__Given problem__.
In your copy, repeat the records exactly and leave out the pictures.

┌──

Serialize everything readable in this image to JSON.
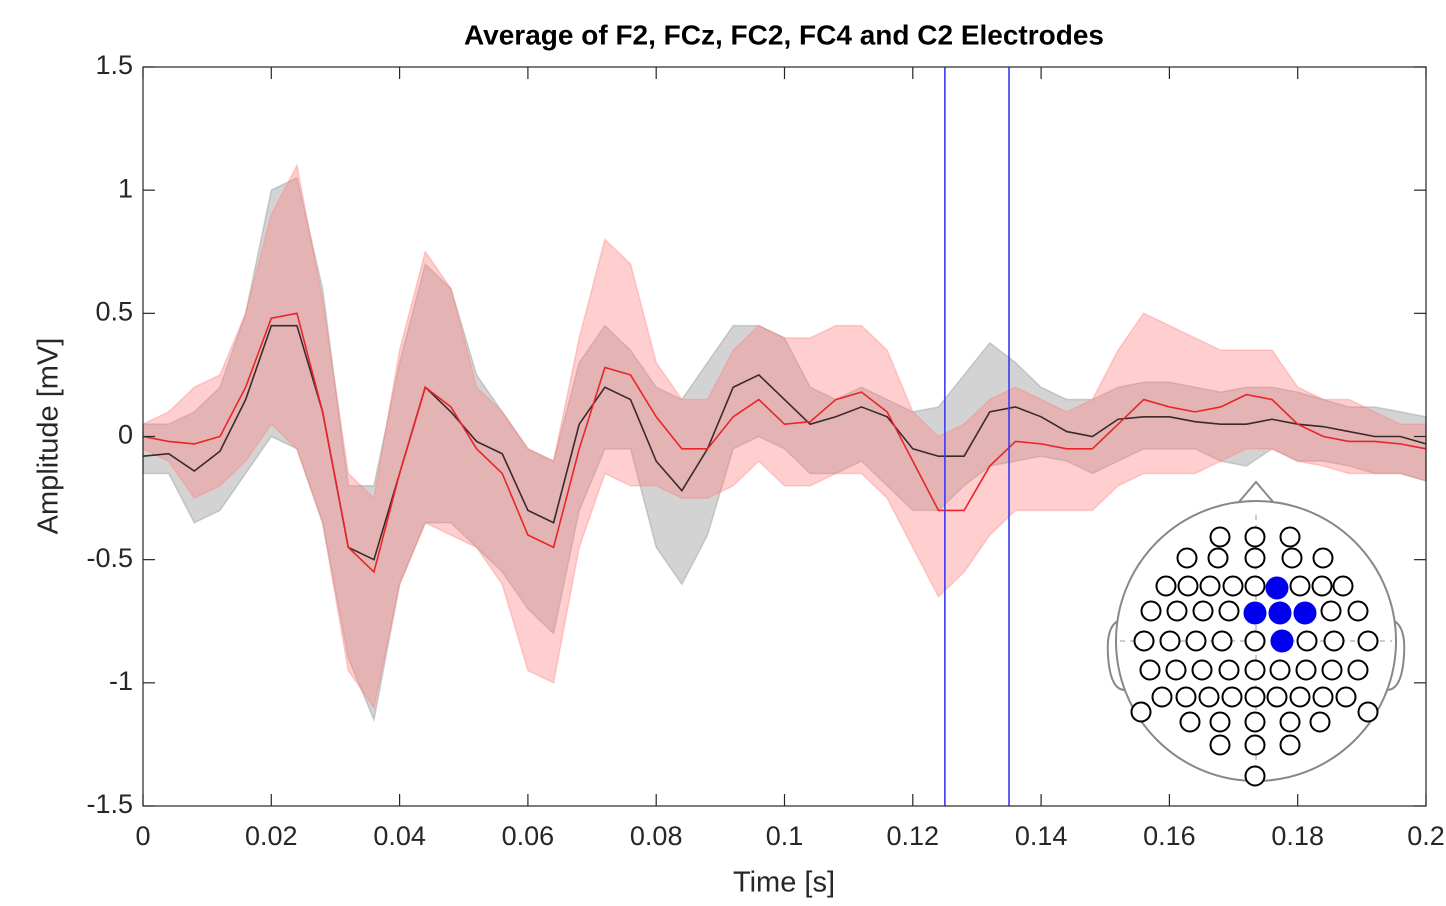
{
  "chart_data": {
    "type": "line",
    "title": "Average of F2, FCz, FC2, FC4 and C2 Electrodes",
    "x_label": "Time [s]",
    "y_label": "Amplitude [mV]",
    "xlim": [
      0,
      0.2
    ],
    "ylim": [
      -1.5,
      1.5
    ],
    "xticks": [
      0,
      0.02,
      0.04,
      0.06,
      0.08,
      0.1,
      0.12,
      0.14,
      0.16,
      0.18,
      0.2
    ],
    "yticks": [
      -1.5,
      -1,
      -0.5,
      0,
      0.5,
      1,
      1.5
    ],
    "x": [
      0,
      0.004,
      0.008,
      0.012,
      0.016,
      0.02,
      0.024,
      0.028,
      0.032,
      0.036,
      0.04,
      0.044,
      0.048,
      0.052,
      0.056,
      0.06,
      0.064,
      0.068,
      0.072,
      0.076,
      0.08,
      0.084,
      0.088,
      0.092,
      0.096,
      0.1,
      0.104,
      0.108,
      0.112,
      0.116,
      0.12,
      0.124,
      0.128,
      0.132,
      0.136,
      0.14,
      0.144,
      0.148,
      0.152,
      0.156,
      0.16,
      0.164,
      0.168,
      0.172,
      0.176,
      0.18,
      0.184,
      0.188,
      0.192,
      0.196,
      0.2
    ],
    "series": [
      {
        "color": "#3a2a2a",
        "band_color": "rgba(150,150,150,0.42)",
        "values": [
          -0.08,
          -0.07,
          -0.14,
          -0.06,
          0.15,
          0.45,
          0.45,
          0.1,
          -0.45,
          -0.5,
          -0.15,
          0.2,
          0.1,
          -0.02,
          -0.07,
          -0.3,
          -0.35,
          0.05,
          0.2,
          0.15,
          -0.1,
          -0.22,
          -0.05,
          0.2,
          0.25,
          0.15,
          0.05,
          0.08,
          0.12,
          0.08,
          -0.05,
          -0.08,
          -0.08,
          0.1,
          0.12,
          0.08,
          0.02,
          0.0,
          0.07,
          0.08,
          0.08,
          0.06,
          0.05,
          0.05,
          0.07,
          0.05,
          0.04,
          0.02,
          0.0,
          0.0,
          -0.03
        ],
        "upper": [
          0.05,
          0.05,
          0.1,
          0.2,
          0.5,
          1.0,
          1.05,
          0.6,
          -0.2,
          -0.2,
          0.3,
          0.7,
          0.6,
          0.25,
          0.1,
          -0.05,
          -0.1,
          0.3,
          0.45,
          0.35,
          0.2,
          0.15,
          0.3,
          0.45,
          0.45,
          0.4,
          0.2,
          0.15,
          0.2,
          0.15,
          0.1,
          0.12,
          0.25,
          0.38,
          0.3,
          0.2,
          0.15,
          0.15,
          0.2,
          0.22,
          0.22,
          0.2,
          0.18,
          0.2,
          0.2,
          0.18,
          0.15,
          0.12,
          0.12,
          0.1,
          0.08
        ],
        "lower": [
          -0.15,
          -0.15,
          -0.35,
          -0.3,
          -0.15,
          0.0,
          -0.05,
          -0.35,
          -0.9,
          -1.15,
          -0.6,
          -0.35,
          -0.35,
          -0.45,
          -0.55,
          -0.7,
          -0.8,
          -0.3,
          -0.05,
          -0.05,
          -0.45,
          -0.6,
          -0.4,
          -0.05,
          0.0,
          -0.05,
          -0.15,
          -0.15,
          -0.1,
          -0.2,
          -0.3,
          -0.3,
          -0.2,
          -0.12,
          -0.1,
          -0.08,
          -0.1,
          -0.15,
          -0.1,
          -0.05,
          -0.05,
          -0.05,
          -0.1,
          -0.12,
          -0.05,
          -0.1,
          -0.1,
          -0.12,
          -0.15,
          -0.15,
          -0.18
        ]
      },
      {
        "color": "#e8262a",
        "band_color": "rgba(255,130,130,0.38)",
        "values": [
          0.0,
          -0.02,
          -0.03,
          0.0,
          0.2,
          0.48,
          0.5,
          0.1,
          -0.45,
          -0.55,
          -0.15,
          0.2,
          0.12,
          -0.05,
          -0.15,
          -0.4,
          -0.45,
          -0.05,
          0.28,
          0.25,
          0.08,
          -0.05,
          -0.05,
          0.08,
          0.15,
          0.05,
          0.06,
          0.15,
          0.18,
          0.1,
          -0.1,
          -0.3,
          -0.3,
          -0.12,
          -0.02,
          -0.03,
          -0.05,
          -0.05,
          0.05,
          0.15,
          0.12,
          0.1,
          0.12,
          0.17,
          0.15,
          0.05,
          0.0,
          -0.02,
          -0.02,
          -0.03,
          -0.05
        ],
        "upper": [
          0.05,
          0.1,
          0.2,
          0.25,
          0.5,
          0.9,
          1.1,
          0.55,
          -0.15,
          -0.25,
          0.35,
          0.75,
          0.6,
          0.2,
          0.1,
          -0.05,
          -0.1,
          0.4,
          0.8,
          0.7,
          0.3,
          0.15,
          0.15,
          0.35,
          0.45,
          0.4,
          0.4,
          0.45,
          0.45,
          0.35,
          0.1,
          0.0,
          0.05,
          0.15,
          0.2,
          0.15,
          0.1,
          0.15,
          0.35,
          0.5,
          0.45,
          0.4,
          0.35,
          0.35,
          0.35,
          0.2,
          0.15,
          0.15,
          0.1,
          0.05,
          0.05
        ],
        "lower": [
          -0.05,
          -0.1,
          -0.25,
          -0.2,
          -0.1,
          0.05,
          -0.05,
          -0.35,
          -0.95,
          -1.1,
          -0.6,
          -0.35,
          -0.4,
          -0.45,
          -0.6,
          -0.95,
          -1.0,
          -0.45,
          -0.15,
          -0.2,
          -0.2,
          -0.25,
          -0.25,
          -0.2,
          -0.1,
          -0.2,
          -0.2,
          -0.15,
          -0.15,
          -0.25,
          -0.45,
          -0.65,
          -0.55,
          -0.4,
          -0.3,
          -0.3,
          -0.3,
          -0.3,
          -0.2,
          -0.15,
          -0.15,
          -0.15,
          -0.1,
          -0.05,
          -0.05,
          -0.1,
          -0.12,
          -0.15,
          -0.15,
          -0.15,
          -0.18
        ]
      }
    ],
    "markers": [
      0.125,
      0.135
    ],
    "marker_color": "#3a3af0"
  }
}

└──

__Written answer__.
Serialize everything readable in this image to JSON.
{
  "chart_data": {
    "type": "line",
    "title": "Average of F2, FCz, FC2, FC4 and C2 Electrodes",
    "x_label": "Time [s]",
    "y_label": "Amplitude [mV]",
    "xlim": [
      0,
      0.2
    ],
    "ylim": [
      -1.5,
      1.5
    ],
    "xticks": [
      0,
      0.02,
      0.04,
      0.06,
      0.08,
      0.1,
      0.12,
      0.14,
      0.16,
      0.18,
      0.2
    ],
    "yticks": [
      -1.5,
      -1,
      -0.5,
      0,
      0.5,
      1,
      1.5
    ],
    "x": [
      0,
      0.004,
      0.008,
      0.012,
      0.016,
      0.02,
      0.024,
      0.028,
      0.032,
      0.036,
      0.04,
      0.044,
      0.048,
      0.052,
      0.056,
      0.06,
      0.064,
      0.068,
      0.072,
      0.076,
      0.08,
      0.084,
      0.088,
      0.092,
      0.096,
      0.1,
      0.104,
      0.108,
      0.112,
      0.116,
      0.12,
      0.124,
      0.128,
      0.132,
      0.136,
      0.14,
      0.144,
      0.148,
      0.152,
      0.156,
      0.16,
      0.164,
      0.168,
      0.172,
      0.176,
      0.18,
      0.184,
      0.188,
      0.192,
      0.196,
      0.2
    ],
    "series": [
      {
        "color": "#3a2a2a",
        "band_color": "rgba(150,150,150,0.42)",
        "values": [
          -0.08,
          -0.07,
          -0.14,
          -0.06,
          0.15,
          0.45,
          0.45,
          0.1,
          -0.45,
          -0.5,
          -0.15,
          0.2,
          0.1,
          -0.02,
          -0.07,
          -0.3,
          -0.35,
          0.05,
          0.2,
          0.15,
          -0.1,
          -0.22,
          -0.05,
          0.2,
          0.25,
          0.15,
          0.05,
          0.08,
          0.12,
          0.08,
          -0.05,
          -0.08,
          -0.08,
          0.1,
          0.12,
          0.08,
          0.02,
          0.0,
          0.07,
          0.08,
          0.08,
          0.06,
          0.05,
          0.05,
          0.07,
          0.05,
          0.04,
          0.02,
          0.0,
          0.0,
          -0.03
        ],
        "upper": [
          0.05,
          0.05,
          0.1,
          0.2,
          0.5,
          1.0,
          1.05,
          0.6,
          -0.2,
          -0.2,
          0.3,
          0.7,
          0.6,
          0.25,
          0.1,
          -0.05,
          -0.1,
          0.3,
          0.45,
          0.35,
          0.2,
          0.15,
          0.3,
          0.45,
          0.45,
          0.4,
          0.2,
          0.15,
          0.2,
          0.15,
          0.1,
          0.12,
          0.25,
          0.38,
          0.3,
          0.2,
          0.15,
          0.15,
          0.2,
          0.22,
          0.22,
          0.2,
          0.18,
          0.2,
          0.2,
          0.18,
          0.15,
          0.12,
          0.12,
          0.1,
          0.08
        ],
        "lower": [
          -0.15,
          -0.15,
          -0.35,
          -0.3,
          -0.15,
          0.0,
          -0.05,
          -0.35,
          -0.9,
          -1.15,
          -0.6,
          -0.35,
          -0.35,
          -0.45,
          -0.55,
          -0.7,
          -0.8,
          -0.3,
          -0.05,
          -0.05,
          -0.45,
          -0.6,
          -0.4,
          -0.05,
          0.0,
          -0.05,
          -0.15,
          -0.15,
          -0.1,
          -0.2,
          -0.3,
          -0.3,
          -0.2,
          -0.12,
          -0.1,
          -0.08,
          -0.1,
          -0.15,
          -0.1,
          -0.05,
          -0.05,
          -0.05,
          -0.1,
          -0.12,
          -0.05,
          -0.1,
          -0.1,
          -0.12,
          -0.15,
          -0.15,
          -0.18
        ]
      },
      {
        "color": "#e8262a",
        "band_color": "rgba(255,130,130,0.38)",
        "values": [
          0.0,
          -0.02,
          -0.03,
          0.0,
          0.2,
          0.48,
          0.5,
          0.1,
          -0.45,
          -0.55,
          -0.15,
          0.2,
          0.12,
          -0.05,
          -0.15,
          -0.4,
          -0.45,
          -0.05,
          0.28,
          0.25,
          0.08,
          -0.05,
          -0.05,
          0.08,
          0.15,
          0.05,
          0.06,
          0.15,
          0.18,
          0.1,
          -0.1,
          -0.3,
          -0.3,
          -0.12,
          -0.02,
          -0.03,
          -0.05,
          -0.05,
          0.05,
          0.15,
          0.12,
          0.1,
          0.12,
          0.17,
          0.15,
          0.05,
          0.0,
          -0.02,
          -0.02,
          -0.03,
          -0.05
        ],
        "upper": [
          0.05,
          0.1,
          0.2,
          0.25,
          0.5,
          0.9,
          1.1,
          0.55,
          -0.15,
          -0.25,
          0.35,
          0.75,
          0.6,
          0.2,
          0.1,
          -0.05,
          -0.1,
          0.4,
          0.8,
          0.7,
          0.3,
          0.15,
          0.15,
          0.35,
          0.45,
          0.4,
          0.4,
          0.45,
          0.45,
          0.35,
          0.1,
          0.0,
          0.05,
          0.15,
          0.2,
          0.15,
          0.1,
          0.15,
          0.35,
          0.5,
          0.45,
          0.4,
          0.35,
          0.35,
          0.35,
          0.2,
          0.15,
          0.15,
          0.1,
          0.05,
          0.05
        ],
        "lower": [
          -0.05,
          -0.1,
          -0.25,
          -0.2,
          -0.1,
          0.05,
          -0.05,
          -0.35,
          -0.95,
          -1.1,
          -0.6,
          -0.35,
          -0.4,
          -0.45,
          -0.6,
          -0.95,
          -1.0,
          -0.45,
          -0.15,
          -0.2,
          -0.2,
          -0.25,
          -0.25,
          -0.2,
          -0.1,
          -0.2,
          -0.2,
          -0.15,
          -0.15,
          -0.25,
          -0.45,
          -0.65,
          -0.55,
          -0.4,
          -0.3,
          -0.3,
          -0.3,
          -0.3,
          -0.2,
          -0.15,
          -0.15,
          -0.15,
          -0.1,
          -0.05,
          -0.05,
          -0.1,
          -0.12,
          -0.15,
          -0.15,
          -0.15,
          -0.18
        ]
      }
    ],
    "markers": [
      0.125,
      0.135
    ],
    "marker_color": "#3a3af0"
  }
}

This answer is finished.